[Stored items]
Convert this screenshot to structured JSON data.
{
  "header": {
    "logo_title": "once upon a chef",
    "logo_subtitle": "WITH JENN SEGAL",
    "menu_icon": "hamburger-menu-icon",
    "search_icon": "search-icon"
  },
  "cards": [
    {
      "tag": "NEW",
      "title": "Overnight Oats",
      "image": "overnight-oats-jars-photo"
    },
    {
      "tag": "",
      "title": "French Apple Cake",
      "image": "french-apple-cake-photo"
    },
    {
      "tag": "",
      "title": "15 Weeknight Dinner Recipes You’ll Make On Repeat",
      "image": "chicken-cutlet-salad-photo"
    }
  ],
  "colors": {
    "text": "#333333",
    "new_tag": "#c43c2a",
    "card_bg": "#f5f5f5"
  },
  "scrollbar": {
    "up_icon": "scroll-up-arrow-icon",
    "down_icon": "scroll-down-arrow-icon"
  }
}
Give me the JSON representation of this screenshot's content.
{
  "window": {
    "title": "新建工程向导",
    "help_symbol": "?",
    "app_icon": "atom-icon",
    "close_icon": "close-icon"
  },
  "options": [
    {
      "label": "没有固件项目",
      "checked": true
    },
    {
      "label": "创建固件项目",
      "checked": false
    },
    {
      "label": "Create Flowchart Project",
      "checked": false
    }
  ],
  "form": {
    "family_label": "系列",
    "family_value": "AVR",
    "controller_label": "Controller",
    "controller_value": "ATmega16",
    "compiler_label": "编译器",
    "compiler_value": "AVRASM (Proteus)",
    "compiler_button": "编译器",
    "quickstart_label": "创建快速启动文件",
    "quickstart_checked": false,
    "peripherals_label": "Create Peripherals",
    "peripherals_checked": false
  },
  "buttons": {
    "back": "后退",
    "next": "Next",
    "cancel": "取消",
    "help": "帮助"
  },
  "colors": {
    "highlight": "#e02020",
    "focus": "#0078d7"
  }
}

◆ **PROBLEM**: Output, unchanged, the lines from the line with "Give me the" through the final line of the material.

◆ **EXERCISE ANSWER**:
Give me the JSON representation of this screenshot's content.
{
  "window": {
    "title": "新建工程向导",
    "help_symbol": "?",
    "app_icon": "atom-icon",
    "close_icon": "close-icon"
  },
  "options": [
    {
      "label": "没有固件项目",
      "checked": true
    },
    {
      "label": "创建固件项目",
      "checked": false
    },
    {
      "label": "Create Flowchart Project",
      "checked": false
    }
  ],
  "form": {
    "family_label": "系列",
    "family_value": "AVR",
    "controller_label": "Controller",
    "controller_value": "ATmega16",
    "compiler_label": "编译器",
    "compiler_value": "AVRASM (Proteus)",
    "compiler_button": "编译器",
    "quickstart_label": "创建快速启动文件",
    "quickstart_checked": false,
    "peripherals_label": "Create Peripherals",
    "peripherals_checked": false
  },
  "buttons": {
    "back": "后退",
    "next": "Next",
    "cancel": "取消",
    "help": "帮助"
  },
  "colors": {
    "highlight": "#e02020",
    "focus": "#0078d7"
  }
}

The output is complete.